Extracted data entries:
########################################
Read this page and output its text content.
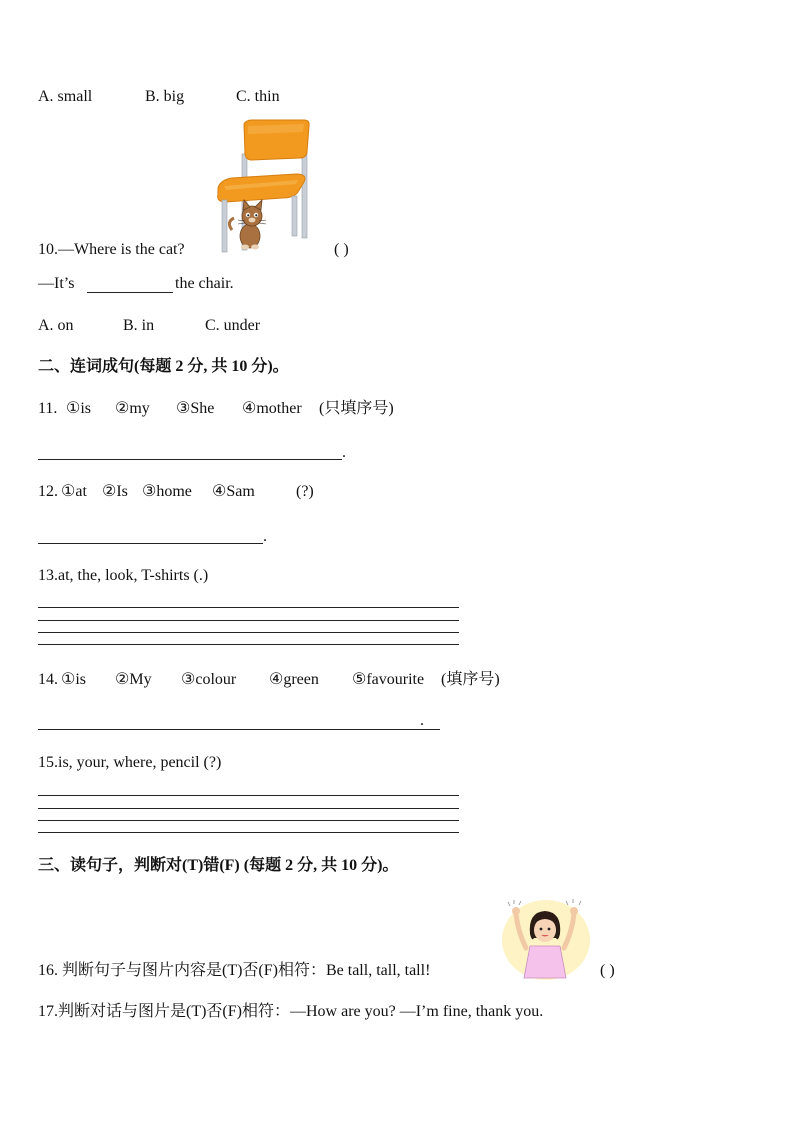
A. small	B. big	C. thin
10.—Where is the cat?	( )
—It’s	the chair.
A. on	B. in	C. under
二、连词成句(每题 2 分, 共 10 分)。
11. ①is ②my ③She ④mother (只填序号)
.
12. ①at ②Is ③home ④Sam	(?)
.
13.at, the, look, T-shirts (.)
14. ①is ②My ③colour ④green ⑤favourite (填序号)
.
15.is, your, where, pencil (?)
三、读句子，判断对(T)错(F) (每题 2 分, 共 10 分)。
16. 判断句子与图片内容是(T)否(F)相符：Be tall, tall, tall!	( )
17.判断对话与图片是(T)否(F)相符：—How are you? —I’m fine, thank you.
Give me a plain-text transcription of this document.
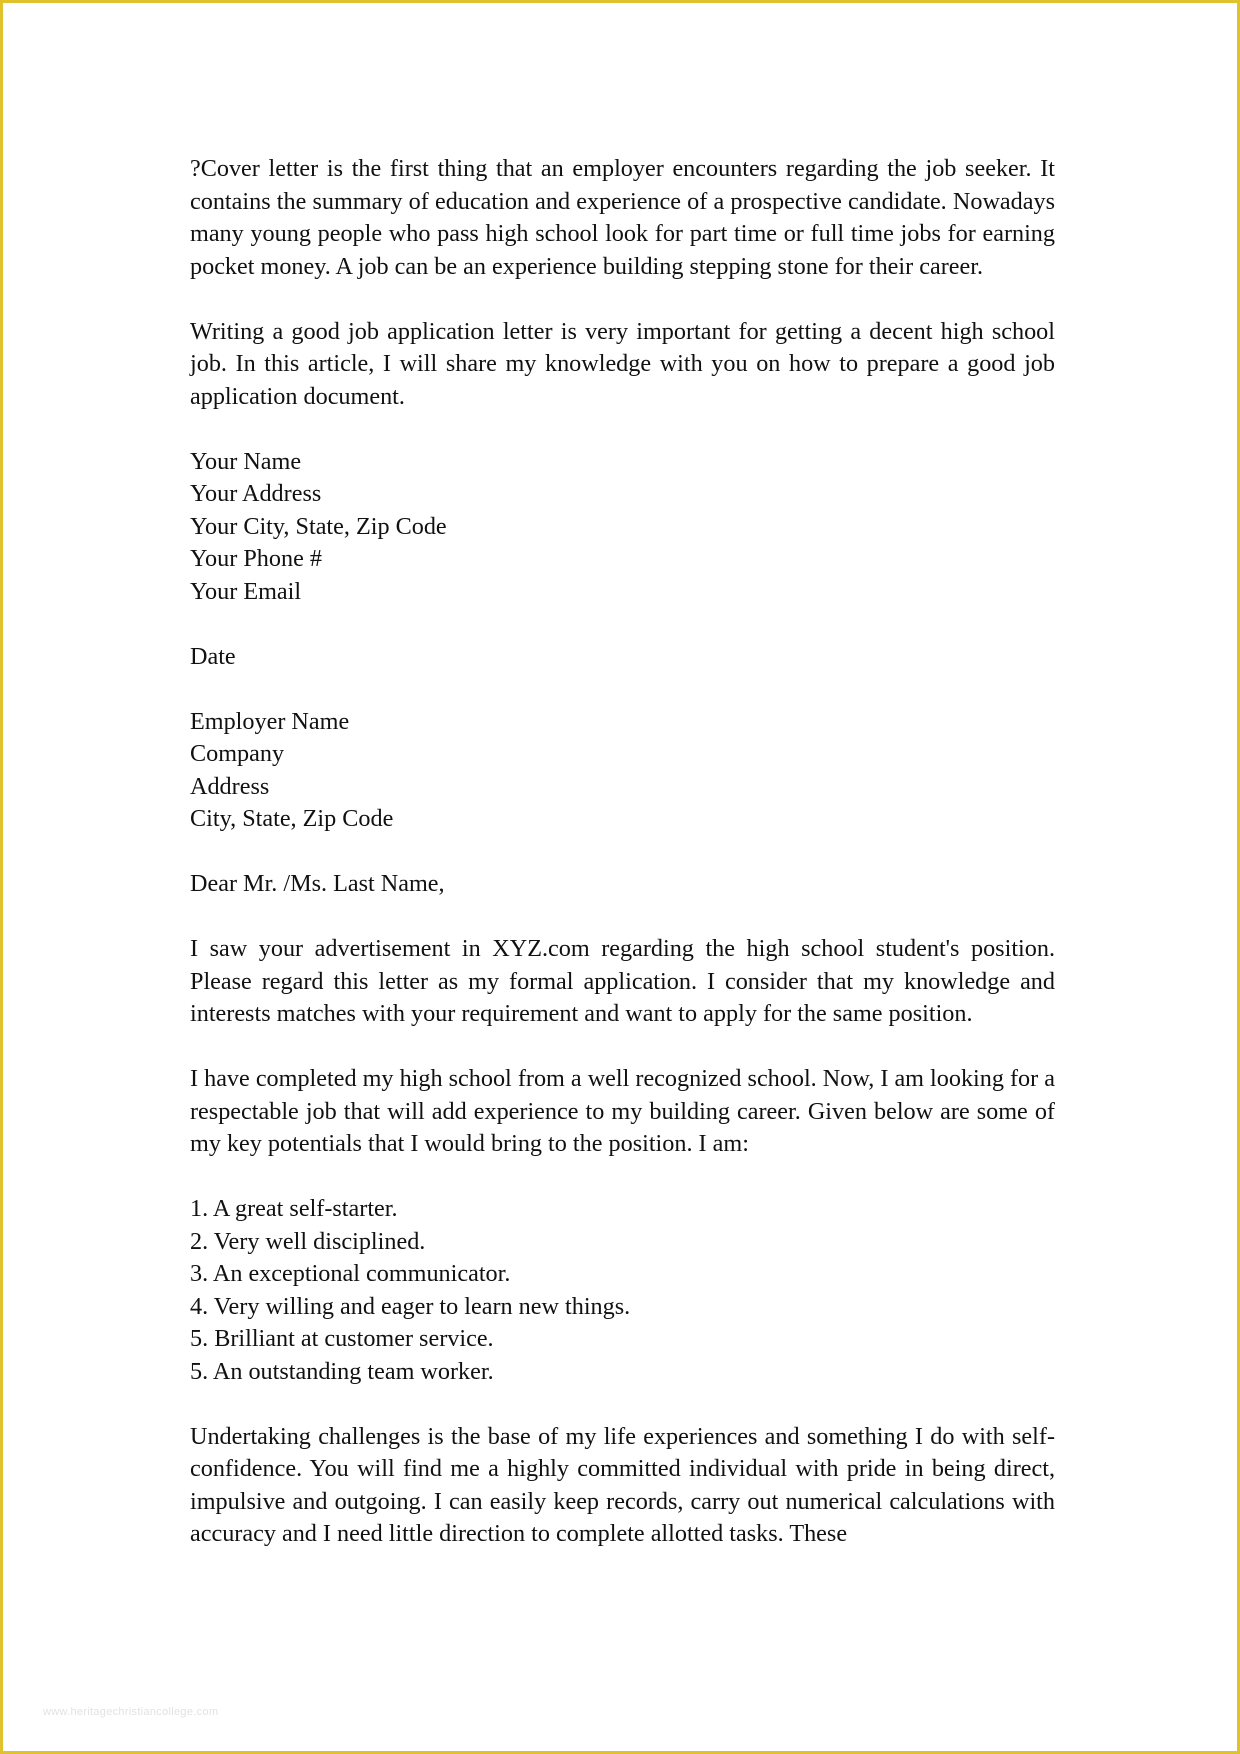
?Cover letter is the first thing that an employer encounters regarding the job seeker. It contains the summary of education and experience of a prospective candidate. Nowadays many young people who pass high school look for part time or full time jobs for earning pocket money. A job can be an experience building stepping stone for their career.

Writing a good job application letter is very important for getting a decent high school job. In this article, I will share my knowledge with you on how to prepare a good job application document.

Your Name
Your Address
Your City, State, Zip Code
Your Phone #
Your Email
Date
Employer Name
Company
Address
City, State, Zip Code
Dear Mr. /Ms. Last Name,

I saw your advertisement in XYZ.com regarding the high school student's position. Please regard this letter as my formal application. I consider that my knowledge and interests matches with your requirement and want to apply for the same position.

I have completed my high school from a well recognized school. Now, I am looking for a respectable job that will add experience to my building career. Given below are some of my key potentials that I would bring to the position. I am:

1. A great self-starter.
2. Very well disciplined.
3. An exceptional communicator.
4. Very willing and eager to learn new things.
5. Brilliant at customer service.
5. An outstanding team worker.

Undertaking challenges is the base of my life experiences and something I do with self-confidence. You will find me a highly committed individual with pride in being direct, impulsive and outgoing. I can easily keep records, carry out numerical calculations with accuracy and I need little direction to complete allotted tasks. These

www.heritagechristiancollege.com
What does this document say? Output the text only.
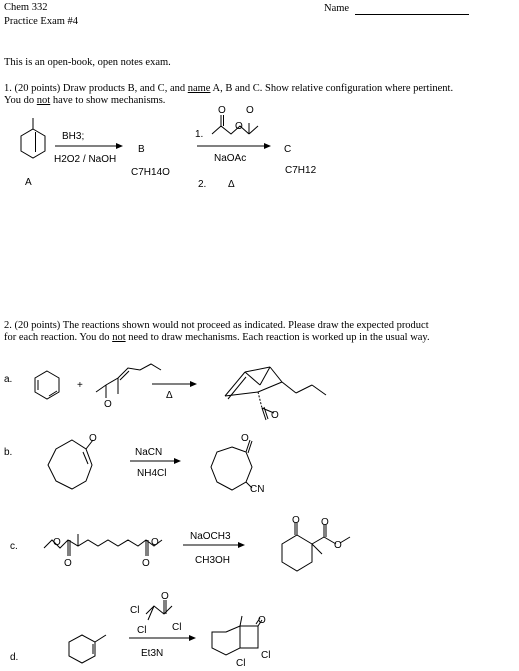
Chem 332
Practice Exam #4
Name
This is an open-book, open notes exam.
1. (20 points) Draw products B, and C, and name A, B and C. Show relative configuration where pertinent.
You do not have to show mechanisms.
2. (20 points) The reactions shown would not proceed as indicated. Please draw the expected product
for each reaction. You do not need to draw mechanisms. Each reaction is worked up in the usual way.
A
BH3;
H2O2 / NaOH
B
C7H14O
1.
O O
O
NaOAc
2. Δ
C
C7H12
a.
+
O
Δ
O
b.
O
NaCN
NH4Cl
O
CN
c.	O
O
O
O
NaOCH3
CH3OH
O O
O
d.
Cl
O
Cl
Cl
Et3N
O
Cl
Cl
########################################
*Task instructions*
Repeat the material above in full and exactly, apart from the pictures.

*Finished exercise*
Read this page and output its text content.
A. small	B. big	C. thin
10.—Where is the cat?	( )
—It’s	the chair.
A. on	B. in	C. under
二、连词成句(每题 2 分, 共 10 分)。
11. ①is ②my ③She ④mother (只填序号)
.
12. ①at ②Is ③home ④Sam	(?)
.
13.at, the, look, T-shirts (.)
14. ①is ②My ③colour ④green ⑤favourite (填序号)
.
15.is, your, where, pencil (?)
三、读句子，判断对(T)错(F) (每题 2 分, 共 10 分)。
16. 判断句子与图片内容是(T)否(F)相符：Be tall, tall, tall!	( )
17.判断对话与图片是(T)否(F)相符：—How are you? —I’m fine, thank you.
Give me a plain-text transcription of this document.
?Cover letter is the first thing that an employer encounters regarding the job seeker. It contains the summary of education and experience of a prospective candidate. Nowadays many young people who pass high school look for part time or full time jobs for earning pocket money. A job can be an experience building stepping stone for their career.

Writing a good job application letter is very important for getting a decent high school job. In this article, I will share my knowledge with you on how to prepare a good job application document.

Your Name
Your Address
Your City, State, Zip Code
Your Phone #
Your Email
Date
Employer Name
Company
Address
City, State, Zip Code
Dear Mr. /Ms. Last Name,

I saw your advertisement in XYZ.com regarding the high school student's position. Please regard this letter as my formal application. I consider that my knowledge and interests matches with your requirement and want to apply for the same position.

I have completed my high school from a well recognized school. Now, I am looking for a respectable job that will add experience to my building career. Given below are some of my key potentials that I would bring to the position. I am:

1. A great self-starter.
2. Very well disciplined.
3. An exceptional communicator.
4. Very willing and eager to learn new things.
5. Brilliant at customer service.
5. An outstanding team worker.

Undertaking challenges is the base of my life experiences and something I do with self-confidence. You will find me a highly committed individual with pride in being direct, impulsive and outgoing. I can easily keep records, carry out numerical calculations with accuracy and I need little direction to complete allotted tasks. These

www.heritagechristiancollege.com
What does this document say? Output the text only.
Chem 332
Practice Exam #4
Name
This is an open-book, open notes exam.
1. (20 points) Draw products B, and C, and name A, B and C. Show relative configuration where pertinent.
You do not have to show mechanisms.
2. (20 points) The reactions shown would not proceed as indicated. Please draw the expected product
for each reaction. You do not need to draw mechanisms. Each reaction is worked up in the usual way.
A
BH3;
H2O2 / NaOH
B
C7H14O
1.
O O
O
NaOAc
2. Δ
C
C7H12
a.
+
O
Δ
O
b.
O
NaCN
NH4Cl
O
CN
c.	O
O
O
O
NaOCH3
CH3OH
O O
O
d.
Cl
O
Cl
Cl
Et3N
O
Cl
Cl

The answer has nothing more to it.